Reproduce the full listing that appears beneath this instruction exactly.

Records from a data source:

'''

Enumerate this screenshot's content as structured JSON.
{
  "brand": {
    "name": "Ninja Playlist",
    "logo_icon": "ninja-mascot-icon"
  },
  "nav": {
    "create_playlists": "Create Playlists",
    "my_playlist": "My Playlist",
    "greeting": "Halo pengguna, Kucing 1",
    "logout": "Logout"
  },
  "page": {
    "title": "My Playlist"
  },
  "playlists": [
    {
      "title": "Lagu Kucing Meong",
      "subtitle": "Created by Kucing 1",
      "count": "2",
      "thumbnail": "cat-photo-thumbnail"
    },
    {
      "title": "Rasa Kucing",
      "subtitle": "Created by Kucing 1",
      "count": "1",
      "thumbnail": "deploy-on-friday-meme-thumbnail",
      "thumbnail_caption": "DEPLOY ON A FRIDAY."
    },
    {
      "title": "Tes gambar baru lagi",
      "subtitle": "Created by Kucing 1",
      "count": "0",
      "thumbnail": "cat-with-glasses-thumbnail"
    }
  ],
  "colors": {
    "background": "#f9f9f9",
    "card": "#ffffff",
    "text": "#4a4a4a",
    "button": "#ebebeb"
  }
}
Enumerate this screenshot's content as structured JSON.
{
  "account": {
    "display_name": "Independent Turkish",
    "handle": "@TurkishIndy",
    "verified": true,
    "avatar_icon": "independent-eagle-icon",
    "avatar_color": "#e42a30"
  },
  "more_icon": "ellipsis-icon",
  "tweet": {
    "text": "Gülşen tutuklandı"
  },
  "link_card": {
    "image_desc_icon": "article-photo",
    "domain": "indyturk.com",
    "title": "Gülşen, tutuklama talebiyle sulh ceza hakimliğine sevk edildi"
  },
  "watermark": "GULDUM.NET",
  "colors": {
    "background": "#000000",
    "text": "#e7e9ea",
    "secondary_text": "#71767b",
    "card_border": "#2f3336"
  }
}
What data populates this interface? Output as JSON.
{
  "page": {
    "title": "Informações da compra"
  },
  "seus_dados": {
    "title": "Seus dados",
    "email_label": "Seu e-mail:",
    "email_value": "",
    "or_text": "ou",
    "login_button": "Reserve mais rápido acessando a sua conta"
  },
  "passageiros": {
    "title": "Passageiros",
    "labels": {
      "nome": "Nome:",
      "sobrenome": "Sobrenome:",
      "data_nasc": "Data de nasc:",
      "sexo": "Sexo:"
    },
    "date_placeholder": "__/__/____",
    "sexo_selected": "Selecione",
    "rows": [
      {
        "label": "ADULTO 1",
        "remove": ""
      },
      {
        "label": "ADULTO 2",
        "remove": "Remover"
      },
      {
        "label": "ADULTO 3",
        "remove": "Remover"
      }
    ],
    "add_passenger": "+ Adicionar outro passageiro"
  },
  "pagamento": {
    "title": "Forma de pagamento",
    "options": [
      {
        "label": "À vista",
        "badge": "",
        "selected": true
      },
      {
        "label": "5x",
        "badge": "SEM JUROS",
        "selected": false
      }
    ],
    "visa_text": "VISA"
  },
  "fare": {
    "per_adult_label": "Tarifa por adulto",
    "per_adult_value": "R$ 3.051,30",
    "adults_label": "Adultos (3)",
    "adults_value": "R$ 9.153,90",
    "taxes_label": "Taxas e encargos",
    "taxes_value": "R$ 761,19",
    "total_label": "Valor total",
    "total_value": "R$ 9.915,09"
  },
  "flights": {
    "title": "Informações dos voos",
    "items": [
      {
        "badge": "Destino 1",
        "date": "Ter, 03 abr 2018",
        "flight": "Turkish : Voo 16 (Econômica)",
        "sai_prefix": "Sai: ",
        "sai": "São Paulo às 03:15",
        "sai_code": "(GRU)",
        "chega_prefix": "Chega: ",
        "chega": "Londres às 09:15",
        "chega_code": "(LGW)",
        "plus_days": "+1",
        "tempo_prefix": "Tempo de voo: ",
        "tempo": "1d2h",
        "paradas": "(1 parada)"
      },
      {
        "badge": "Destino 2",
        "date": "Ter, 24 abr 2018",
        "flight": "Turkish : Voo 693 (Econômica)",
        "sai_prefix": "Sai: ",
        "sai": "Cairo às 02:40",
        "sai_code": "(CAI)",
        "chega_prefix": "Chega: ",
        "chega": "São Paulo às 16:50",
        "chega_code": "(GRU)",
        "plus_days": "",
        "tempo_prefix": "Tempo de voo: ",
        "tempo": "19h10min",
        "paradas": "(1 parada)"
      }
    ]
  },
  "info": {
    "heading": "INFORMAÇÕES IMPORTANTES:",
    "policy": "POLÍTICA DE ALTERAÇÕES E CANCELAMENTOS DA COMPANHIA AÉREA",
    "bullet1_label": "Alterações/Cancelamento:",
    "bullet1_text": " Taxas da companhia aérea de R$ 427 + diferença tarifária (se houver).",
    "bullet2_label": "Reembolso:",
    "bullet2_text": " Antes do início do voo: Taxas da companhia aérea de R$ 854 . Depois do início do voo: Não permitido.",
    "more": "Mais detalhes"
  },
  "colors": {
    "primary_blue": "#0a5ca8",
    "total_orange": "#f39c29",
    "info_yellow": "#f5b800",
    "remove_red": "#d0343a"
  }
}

'''

▶ [SOLVED EXERCISE]
Enumerate this screenshot's content as structured JSON.
{
  "brand": {
    "name": "Ninja Playlist",
    "logo_icon": "ninja-mascot-icon"
  },
  "nav": {
    "create_playlists": "Create Playlists",
    "my_playlist": "My Playlist",
    "greeting": "Halo pengguna, Kucing 1",
    "logout": "Logout"
  },
  "page": {
    "title": "My Playlist"
  },
  "playlists": [
    {
      "title": "Lagu Kucing Meong",
      "subtitle": "Created by Kucing 1",
      "count": "2",
      "thumbnail": "cat-photo-thumbnail"
    },
    {
      "title": "Rasa Kucing",
      "subtitle": "Created by Kucing 1",
      "count": "1",
      "thumbnail": "deploy-on-friday-meme-thumbnail",
      "thumbnail_caption": "DEPLOY ON A FRIDAY."
    },
    {
      "title": "Tes gambar baru lagi",
      "subtitle": "Created by Kucing 1",
      "count": "0",
      "thumbnail": "cat-with-glasses-thumbnail"
    }
  ],
  "colors": {
    "background": "#f9f9f9",
    "card": "#ffffff",
    "text": "#4a4a4a",
    "button": "#ebebeb"
  }
}
Enumerate this screenshot's content as structured JSON.
{
  "account": {
    "display_name": "Independent Turkish",
    "handle": "@TurkishIndy",
    "verified": true,
    "avatar_icon": "independent-eagle-icon",
    "avatar_color": "#e42a30"
  },
  "more_icon": "ellipsis-icon",
  "tweet": {
    "text": "Gülşen tutuklandı"
  },
  "link_card": {
    "image_desc_icon": "article-photo",
    "domain": "indyturk.com",
    "title": "Gülşen, tutuklama talebiyle sulh ceza hakimliğine sevk edildi"
  },
  "watermark": "GULDUM.NET",
  "colors": {
    "background": "#000000",
    "text": "#e7e9ea",
    "secondary_text": "#71767b",
    "card_border": "#2f3336"
  }
}
What data populates this interface? Output as JSON.
{
  "page": {
    "title": "Informações da compra"
  },
  "seus_dados": {
    "title": "Seus dados",
    "email_label": "Seu e-mail:",
    "email_value": "",
    "or_text": "ou",
    "login_button": "Reserve mais rápido acessando a sua conta"
  },
  "passageiros": {
    "title": "Passageiros",
    "labels": {
      "nome": "Nome:",
      "sobrenome": "Sobrenome:",
      "data_nasc": "Data de nasc:",
      "sexo": "Sexo:"
    },
    "date_placeholder": "__/__/____",
    "sexo_selected": "Selecione",
    "rows": [
      {
        "label": "ADULTO 1",
        "remove": ""
      },
      {
        "label": "ADULTO 2",
        "remove": "Remover"
      },
      {
        "label": "ADULTO 3",
        "remove": "Remover"
      }
    ],
    "add_passenger": "+ Adicionar outro passageiro"
  },
  "pagamento": {
    "title": "Forma de pagamento",
    "options": [
      {
        "label": "À vista",
        "badge": "",
        "selected": true
      },
      {
        "label": "5x",
        "badge": "SEM JUROS",
        "selected": false
      }
    ],
    "visa_text": "VISA"
  },
  "fare": {
    "per_adult_label": "Tarifa por adulto",
    "per_adult_value": "R$ 3.051,30",
    "adults_label": "Adultos (3)",
    "adults_value": "R$ 9.153,90",
    "taxes_label": "Taxas e encargos",
    "taxes_value": "R$ 761,19",
    "total_label": "Valor total",
    "total_value": "R$ 9.915,09"
  },
  "flights": {
    "title": "Informações dos voos",
    "items": [
      {
        "badge": "Destino 1",
        "date": "Ter, 03 abr 2018",
        "flight": "Turkish : Voo 16 (Econômica)",
        "sai_prefix": "Sai: ",
        "sai": "São Paulo às 03:15",
        "sai_code": "(GRU)",
        "chega_prefix": "Chega: ",
        "chega": "Londres às 09:15",
        "chega_code": "(LGW)",
        "plus_days": "+1",
        "tempo_prefix": "Tempo de voo: ",
        "tempo": "1d2h",
        "paradas": "(1 parada)"
      },
      {
        "badge": "Destino 2",
        "date": "Ter, 24 abr 2018",
        "flight": "Turkish : Voo 693 (Econômica)",
        "sai_prefix": "Sai: ",
        "sai": "Cairo às 02:40",
        "sai_code": "(CAI)",
        "chega_prefix": "Chega: ",
        "chega": "São Paulo às 16:50",
        "chega_code": "(GRU)",
        "plus_days": "",
        "tempo_prefix": "Tempo de voo: ",
        "tempo": "19h10min",
        "paradas": "(1 parada)"
      }
    ]
  },
  "info": {
    "heading": "INFORMAÇÕES IMPORTANTES:",
    "policy": "POLÍTICA DE ALTERAÇÕES E CANCELAMENTOS DA COMPANHIA AÉREA",
    "bullet1_label": "Alterações/Cancelamento:",
    "bullet1_text": " Taxas da companhia aérea de R$ 427 + diferença tarifária (se houver).",
    "bullet2_label": "Reembolso:",
    "bullet2_text": " Antes do início do voo: Taxas da companhia aérea de R$ 854 . Depois do início do voo: Não permitido.",
    "more": "Mais detalhes"
  },
  "colors": {
    "primary_blue": "#0a5ca8",
    "total_orange": "#f39c29",
    "info_yellow": "#f5b800",
    "remove_red": "#d0343a"
  }
}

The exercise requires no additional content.